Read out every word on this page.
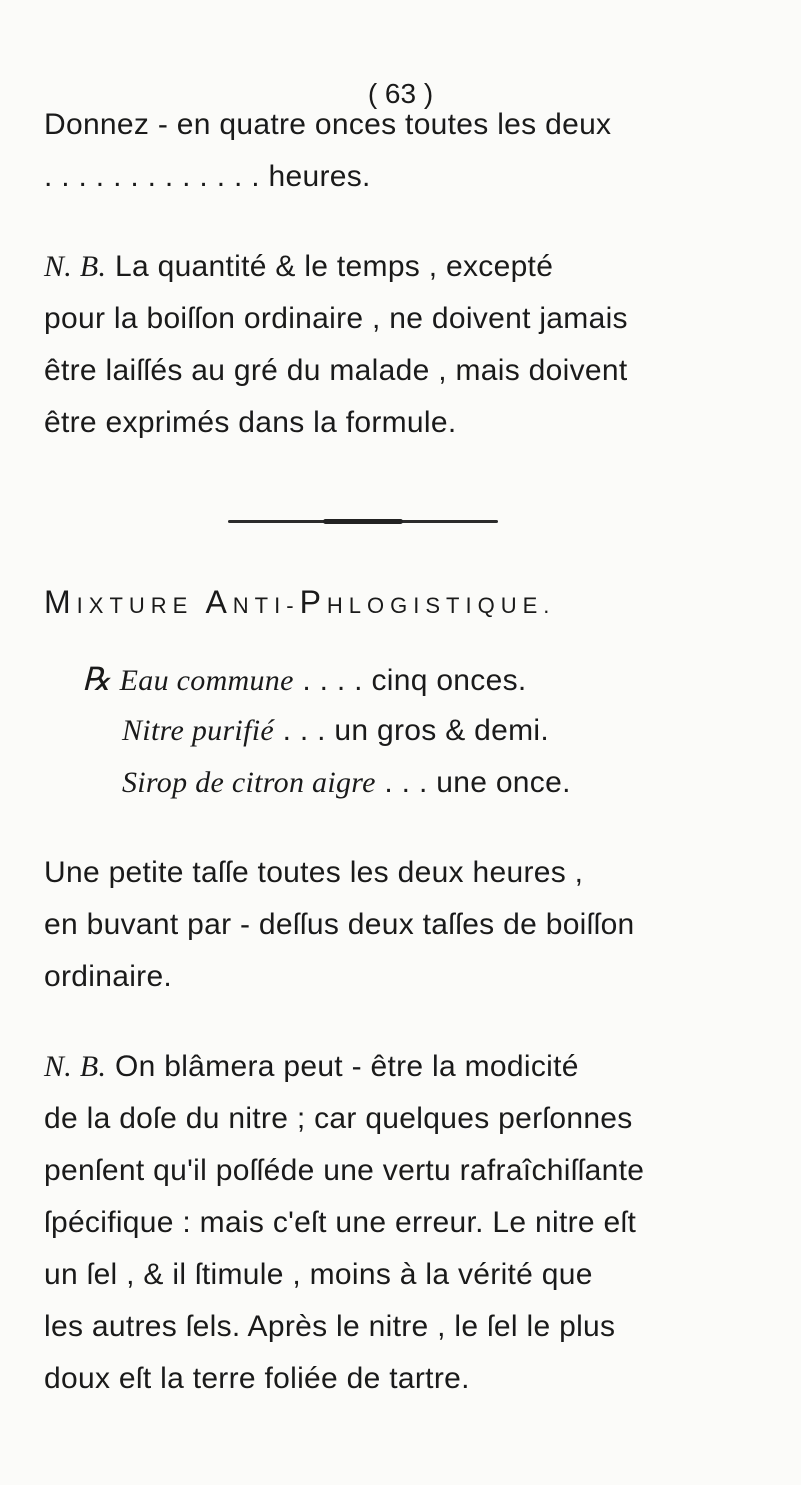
( 63 )
Donnez - en quatre onces toutes les deux
. . . . . . . . . . . . . heures.
N. B. La quantité & le temps , excepté
pour la boiſſon ordinaire , ne doivent jamais
être laiſſés au gré du malade , mais doivent
être exprimés dans la formule.
MIXTURE ANTI-PHLOGISTIQUE.
℞ Eau commune . . . . cinq onces.
Nitre purifié . . . un gros & demi.
Sirop de citron aigre . . . une once.
Une petite taſſe toutes les deux heures ,
en buvant par - deſſus deux taſſes de boiſſon
ordinaire.
N. B. On blâmera peut - être la modicité
de la doſe du nitre ; car quelques perſonnes
penſent qu'il poſſéde une vertu rafraîchiſſante
ſpécifique : mais c'eſt une erreur. Le nitre eſt
un ſel , & il ſtimule , moins à la vérité que
les autres ſels. Après le nitre , le ſel le plus
doux eſt la terre foliée de tartre.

⁂

## WORK REQUIRED
Pictures in the records should not appear in your copy, but everything else must be transcribed exactly.

## FINAL RESULT
Read out every word on this page.
( 63 )
Donnez - en quatre onces toutes les deux
. . . . . . . . . . . . . heures.
N. B. La quantité & le temps , excepté
pour la boiſſon ordinaire , ne doivent jamais
être laiſſés au gré du malade , mais doivent
être exprimés dans la formule.
MIXTURE ANTI-PHLOGISTIQUE.
℞ Eau commune . . . . cinq onces.
Nitre purifié . . . un gros & demi.
Sirop de citron aigre . . . une once.
Une petite taſſe toutes les deux heures ,
en buvant par - deſſus deux taſſes de boiſſon
ordinaire.
N. B. On blâmera peut - être la modicité
de la doſe du nitre ; car quelques perſonnes
penſent qu'il poſſéde une vertu rafraîchiſſante
ſpécifique : mais c'eſt une erreur. Le nitre eſt
un ſel , & il ſtimule , moins à la vérité que
les autres ſels. Après le nitre , le ſel le plus
doux eſt la terre foliée de tartre.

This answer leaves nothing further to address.